— START —

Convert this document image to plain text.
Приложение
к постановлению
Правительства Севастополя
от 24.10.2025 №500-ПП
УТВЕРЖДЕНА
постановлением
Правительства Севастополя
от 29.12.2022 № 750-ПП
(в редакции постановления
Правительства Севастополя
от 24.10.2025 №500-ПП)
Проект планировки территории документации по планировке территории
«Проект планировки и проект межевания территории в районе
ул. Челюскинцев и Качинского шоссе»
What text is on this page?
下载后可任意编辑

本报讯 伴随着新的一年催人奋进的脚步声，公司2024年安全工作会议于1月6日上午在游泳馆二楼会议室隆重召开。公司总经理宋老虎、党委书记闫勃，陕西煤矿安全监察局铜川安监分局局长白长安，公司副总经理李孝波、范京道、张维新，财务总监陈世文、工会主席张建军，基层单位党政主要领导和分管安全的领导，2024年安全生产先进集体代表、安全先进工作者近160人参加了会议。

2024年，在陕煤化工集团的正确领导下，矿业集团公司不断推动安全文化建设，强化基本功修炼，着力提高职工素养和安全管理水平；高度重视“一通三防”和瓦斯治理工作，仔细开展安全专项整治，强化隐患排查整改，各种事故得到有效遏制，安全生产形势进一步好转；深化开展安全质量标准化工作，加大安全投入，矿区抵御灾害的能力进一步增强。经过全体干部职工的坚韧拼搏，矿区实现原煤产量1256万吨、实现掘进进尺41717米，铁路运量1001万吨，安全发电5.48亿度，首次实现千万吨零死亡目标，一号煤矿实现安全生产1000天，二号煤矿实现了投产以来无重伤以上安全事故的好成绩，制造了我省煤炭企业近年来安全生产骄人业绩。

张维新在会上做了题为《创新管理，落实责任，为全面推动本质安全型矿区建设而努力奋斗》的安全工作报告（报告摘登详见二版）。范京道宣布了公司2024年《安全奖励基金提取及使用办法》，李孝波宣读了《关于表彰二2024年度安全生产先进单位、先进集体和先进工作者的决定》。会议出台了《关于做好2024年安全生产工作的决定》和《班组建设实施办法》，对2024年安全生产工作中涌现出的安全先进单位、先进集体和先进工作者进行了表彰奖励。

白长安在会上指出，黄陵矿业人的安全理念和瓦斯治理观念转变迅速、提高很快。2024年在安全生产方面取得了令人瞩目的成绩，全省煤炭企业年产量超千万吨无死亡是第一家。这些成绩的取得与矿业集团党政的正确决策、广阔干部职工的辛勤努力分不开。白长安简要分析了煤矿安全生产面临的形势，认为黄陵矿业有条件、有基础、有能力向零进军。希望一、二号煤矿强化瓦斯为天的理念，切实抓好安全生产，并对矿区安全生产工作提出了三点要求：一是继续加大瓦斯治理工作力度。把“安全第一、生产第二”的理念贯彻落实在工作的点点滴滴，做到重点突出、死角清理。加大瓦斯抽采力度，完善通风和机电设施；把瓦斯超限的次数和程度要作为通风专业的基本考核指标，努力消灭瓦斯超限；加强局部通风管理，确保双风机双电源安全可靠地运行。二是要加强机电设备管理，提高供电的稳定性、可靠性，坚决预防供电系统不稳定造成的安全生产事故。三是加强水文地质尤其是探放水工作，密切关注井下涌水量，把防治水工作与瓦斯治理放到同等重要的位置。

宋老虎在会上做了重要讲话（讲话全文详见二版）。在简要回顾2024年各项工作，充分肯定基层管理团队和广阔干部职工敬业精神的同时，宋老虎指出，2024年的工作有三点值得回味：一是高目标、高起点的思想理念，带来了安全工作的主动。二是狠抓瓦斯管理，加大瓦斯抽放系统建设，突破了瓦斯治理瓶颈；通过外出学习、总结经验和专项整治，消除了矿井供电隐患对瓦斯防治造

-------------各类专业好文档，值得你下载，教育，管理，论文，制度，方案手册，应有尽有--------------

— END —

*Short task:* Return the lines beginning at the one that contains "What text is on this page?" and continuing through the last line of the data, exactly as they stand and without any others.

*Reply:*
What text is on this page?
下载后可任意编辑

本报讯 伴随着新的一年催人奋进的脚步声，公司2024年安全工作会议于1月6日上午在游泳馆二楼会议室隆重召开。公司总经理宋老虎、党委书记闫勃，陕西煤矿安全监察局铜川安监分局局长白长安，公司副总经理李孝波、范京道、张维新，财务总监陈世文、工会主席张建军，基层单位党政主要领导和分管安全的领导，2024年安全生产先进集体代表、安全先进工作者近160人参加了会议。

2024年，在陕煤化工集团的正确领导下，矿业集团公司不断推动安全文化建设，强化基本功修炼，着力提高职工素养和安全管理水平；高度重视“一通三防”和瓦斯治理工作，仔细开展安全专项整治，强化隐患排查整改，各种事故得到有效遏制，安全生产形势进一步好转；深化开展安全质量标准化工作，加大安全投入，矿区抵御灾害的能力进一步增强。经过全体干部职工的坚韧拼搏，矿区实现原煤产量1256万吨、实现掘进进尺41717米，铁路运量1001万吨，安全发电5.48亿度，首次实现千万吨零死亡目标，一号煤矿实现安全生产1000天，二号煤矿实现了投产以来无重伤以上安全事故的好成绩，制造了我省煤炭企业近年来安全生产骄人业绩。

张维新在会上做了题为《创新管理，落实责任，为全面推动本质安全型矿区建设而努力奋斗》的安全工作报告（报告摘登详见二版）。范京道宣布了公司2024年《安全奖励基金提取及使用办法》，李孝波宣读了《关于表彰二2024年度安全生产先进单位、先进集体和先进工作者的决定》。会议出台了《关于做好2024年安全生产工作的决定》和《班组建设实施办法》，对2024年安全生产工作中涌现出的安全先进单位、先进集体和先进工作者进行了表彰奖励。

白长安在会上指出，黄陵矿业人的安全理念和瓦斯治理观念转变迅速、提高很快。2024年在安全生产方面取得了令人瞩目的成绩，全省煤炭企业年产量超千万吨无死亡是第一家。这些成绩的取得与矿业集团党政的正确决策、广阔干部职工的辛勤努力分不开。白长安简要分析了煤矿安全生产面临的形势，认为黄陵矿业有条件、有基础、有能力向零进军。希望一、二号煤矿强化瓦斯为天的理念，切实抓好安全生产，并对矿区安全生产工作提出了三点要求：一是继续加大瓦斯治理工作力度。把“安全第一、生产第二”的理念贯彻落实在工作的点点滴滴，做到重点突出、死角清理。加大瓦斯抽采力度，完善通风和机电设施；把瓦斯超限的次数和程度要作为通风专业的基本考核指标，努力消灭瓦斯超限；加强局部通风管理，确保双风机双电源安全可靠地运行。二是要加强机电设备管理，提高供电的稳定性、可靠性，坚决预防供电系统不稳定造成的安全生产事故。三是加强水文地质尤其是探放水工作，密切关注井下涌水量，把防治水工作与瓦斯治理放到同等重要的位置。

宋老虎在会上做了重要讲话（讲话全文详见二版）。在简要回顾2024年各项工作，充分肯定基层管理团队和广阔干部职工敬业精神的同时，宋老虎指出，2024年的工作有三点值得回味：一是高目标、高起点的思想理念，带来了安全工作的主动。二是狠抓瓦斯管理，加大瓦斯抽放系统建设，突破了瓦斯治理瓶颈；通过外出学习、总结经验和专项整治，消除了矿井供电隐患对瓦斯防治造

-------------各类专业好文档，值得你下载，教育，管理，论文，制度，方案手册，应有尽有--------------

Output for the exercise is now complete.